Stored entries:
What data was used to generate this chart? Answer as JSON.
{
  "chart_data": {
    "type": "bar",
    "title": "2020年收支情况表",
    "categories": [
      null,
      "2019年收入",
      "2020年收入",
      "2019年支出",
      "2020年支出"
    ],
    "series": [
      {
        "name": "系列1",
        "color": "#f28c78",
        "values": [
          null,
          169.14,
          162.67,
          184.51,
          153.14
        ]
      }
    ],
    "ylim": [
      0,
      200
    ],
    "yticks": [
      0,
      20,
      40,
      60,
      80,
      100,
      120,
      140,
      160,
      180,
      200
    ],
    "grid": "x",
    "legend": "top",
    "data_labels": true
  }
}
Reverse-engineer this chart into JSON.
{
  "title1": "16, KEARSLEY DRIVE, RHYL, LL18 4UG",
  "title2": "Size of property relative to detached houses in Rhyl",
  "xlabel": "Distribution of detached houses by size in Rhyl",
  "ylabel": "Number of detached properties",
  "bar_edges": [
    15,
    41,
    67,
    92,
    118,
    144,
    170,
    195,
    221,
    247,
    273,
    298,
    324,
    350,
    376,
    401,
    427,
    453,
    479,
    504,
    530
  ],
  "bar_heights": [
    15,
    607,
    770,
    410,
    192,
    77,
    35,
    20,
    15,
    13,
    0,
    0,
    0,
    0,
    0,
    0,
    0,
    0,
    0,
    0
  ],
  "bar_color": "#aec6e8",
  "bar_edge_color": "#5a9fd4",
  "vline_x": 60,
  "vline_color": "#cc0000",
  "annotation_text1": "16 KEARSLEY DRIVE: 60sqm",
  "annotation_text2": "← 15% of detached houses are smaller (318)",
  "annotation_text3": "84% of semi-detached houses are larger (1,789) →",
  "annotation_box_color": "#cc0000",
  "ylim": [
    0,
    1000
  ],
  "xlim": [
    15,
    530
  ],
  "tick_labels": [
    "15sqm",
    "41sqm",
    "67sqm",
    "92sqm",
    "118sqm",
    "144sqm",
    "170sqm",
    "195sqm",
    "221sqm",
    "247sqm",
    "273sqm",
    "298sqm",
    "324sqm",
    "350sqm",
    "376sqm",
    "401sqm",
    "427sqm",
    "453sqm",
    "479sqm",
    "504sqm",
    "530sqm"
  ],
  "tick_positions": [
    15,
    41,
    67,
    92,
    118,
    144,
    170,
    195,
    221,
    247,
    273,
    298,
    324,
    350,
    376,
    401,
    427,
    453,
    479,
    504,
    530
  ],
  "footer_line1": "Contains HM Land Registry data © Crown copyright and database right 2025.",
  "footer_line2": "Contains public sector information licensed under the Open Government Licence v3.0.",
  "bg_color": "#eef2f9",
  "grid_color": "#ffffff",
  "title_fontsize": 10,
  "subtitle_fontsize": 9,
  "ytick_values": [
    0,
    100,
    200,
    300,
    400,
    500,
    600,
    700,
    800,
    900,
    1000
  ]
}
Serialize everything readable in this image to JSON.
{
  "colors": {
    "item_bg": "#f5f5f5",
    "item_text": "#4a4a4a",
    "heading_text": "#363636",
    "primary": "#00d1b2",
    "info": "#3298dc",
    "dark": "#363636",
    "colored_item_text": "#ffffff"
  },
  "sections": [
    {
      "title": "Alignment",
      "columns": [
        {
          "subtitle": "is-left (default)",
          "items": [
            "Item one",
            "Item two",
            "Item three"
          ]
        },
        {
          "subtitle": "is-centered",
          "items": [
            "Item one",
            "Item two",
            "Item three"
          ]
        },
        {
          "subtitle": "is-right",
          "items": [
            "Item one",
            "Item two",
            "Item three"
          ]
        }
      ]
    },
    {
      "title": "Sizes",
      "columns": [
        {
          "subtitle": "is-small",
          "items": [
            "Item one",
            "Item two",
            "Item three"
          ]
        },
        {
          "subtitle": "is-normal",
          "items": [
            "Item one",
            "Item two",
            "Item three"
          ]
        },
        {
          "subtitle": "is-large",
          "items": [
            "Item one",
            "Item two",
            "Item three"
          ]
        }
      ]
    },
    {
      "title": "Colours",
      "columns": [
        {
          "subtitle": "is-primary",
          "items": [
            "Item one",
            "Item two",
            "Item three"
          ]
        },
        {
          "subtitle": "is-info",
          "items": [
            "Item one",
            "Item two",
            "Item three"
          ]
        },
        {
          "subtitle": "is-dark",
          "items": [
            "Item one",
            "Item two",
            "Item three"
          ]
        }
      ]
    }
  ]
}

What you have to do: Take the entries above and transcribe them in full.

Result of the task:
What data was used to generate this chart? Answer as JSON.
{
  "chart_data": {
    "type": "bar",
    "title": "2020年收支情况表",
    "categories": [
      null,
      "2019年收入",
      "2020年收入",
      "2019年支出",
      "2020年支出"
    ],
    "series": [
      {
        "name": "系列1",
        "color": "#f28c78",
        "values": [
          null,
          169.14,
          162.67,
          184.51,
          153.14
        ]
      }
    ],
    "ylim": [
      0,
      200
    ],
    "yticks": [
      0,
      20,
      40,
      60,
      80,
      100,
      120,
      140,
      160,
      180,
      200
    ],
    "grid": "x",
    "legend": "top",
    "data_labels": true
  }
}
Reverse-engineer this chart into JSON.
{
  "title1": "16, KEARSLEY DRIVE, RHYL, LL18 4UG",
  "title2": "Size of property relative to detached houses in Rhyl",
  "xlabel": "Distribution of detached houses by size in Rhyl",
  "ylabel": "Number of detached properties",
  "bar_edges": [
    15,
    41,
    67,
    92,
    118,
    144,
    170,
    195,
    221,
    247,
    273,
    298,
    324,
    350,
    376,
    401,
    427,
    453,
    479,
    504,
    530
  ],
  "bar_heights": [
    15,
    607,
    770,
    410,
    192,
    77,
    35,
    20,
    15,
    13,
    0,
    0,
    0,
    0,
    0,
    0,
    0,
    0,
    0,
    0
  ],
  "bar_color": "#aec6e8",
  "bar_edge_color": "#5a9fd4",
  "vline_x": 60,
  "vline_color": "#cc0000",
  "annotation_text1": "16 KEARSLEY DRIVE: 60sqm",
  "annotation_text2": "← 15% of detached houses are smaller (318)",
  "annotation_text3": "84% of semi-detached houses are larger (1,789) →",
  "annotation_box_color": "#cc0000",
  "ylim": [
    0,
    1000
  ],
  "xlim": [
    15,
    530
  ],
  "tick_labels": [
    "15sqm",
    "41sqm",
    "67sqm",
    "92sqm",
    "118sqm",
    "144sqm",
    "170sqm",
    "195sqm",
    "221sqm",
    "247sqm",
    "273sqm",
    "298sqm",
    "324sqm",
    "350sqm",
    "376sqm",
    "401sqm",
    "427sqm",
    "453sqm",
    "479sqm",
    "504sqm",
    "530sqm"
  ],
  "tick_positions": [
    15,
    41,
    67,
    92,
    118,
    144,
    170,
    195,
    221,
    247,
    273,
    298,
    324,
    350,
    376,
    401,
    427,
    453,
    479,
    504,
    530
  ],
  "footer_line1": "Contains HM Land Registry data © Crown copyright and database right 2025.",
  "footer_line2": "Contains public sector information licensed under the Open Government Licence v3.0.",
  "bg_color": "#eef2f9",
  "grid_color": "#ffffff",
  "title_fontsize": 10,
  "subtitle_fontsize": 9,
  "ytick_values": [
    0,
    100,
    200,
    300,
    400,
    500,
    600,
    700,
    800,
    900,
    1000
  ]
}
Serialize everything readable in this image to JSON.
{
  "colors": {
    "item_bg": "#f5f5f5",
    "item_text": "#4a4a4a",
    "heading_text": "#363636",
    "primary": "#00d1b2",
    "info": "#3298dc",
    "dark": "#363636",
    "colored_item_text": "#ffffff"
  },
  "sections": [
    {
      "title": "Alignment",
      "columns": [
        {
          "subtitle": "is-left (default)",
          "items": [
            "Item one",
            "Item two",
            "Item three"
          ]
        },
        {
          "subtitle": "is-centered",
          "items": [
            "Item one",
            "Item two",
            "Item three"
          ]
        },
        {
          "subtitle": "is-right",
          "items": [
            "Item one",
            "Item two",
            "Item three"
          ]
        }
      ]
    },
    {
      "title": "Sizes",
      "columns": [
        {
          "subtitle": "is-small",
          "items": [
            "Item one",
            "Item two",
            "Item three"
          ]
        },
        {
          "subtitle": "is-normal",
          "items": [
            "Item one",
            "Item two",
            "Item three"
          ]
        },
        {
          "subtitle": "is-large",
          "items": [
            "Item one",
            "Item two",
            "Item three"
          ]
        }
      ]
    },
    {
      "title": "Colours",
      "columns": [
        {
          "subtitle": "is-primary",
          "items": [
            "Item one",
            "Item two",
            "Item three"
          ]
        },
        {
          "subtitle": "is-info",
          "items": [
            "Item one",
            "Item two",
            "Item three"
          ]
        },
        {
          "subtitle": "is-dark",
          "items": [
            "Item one",
            "Item two",
            "Item three"
          ]
        }
      ]
    }
  ]
}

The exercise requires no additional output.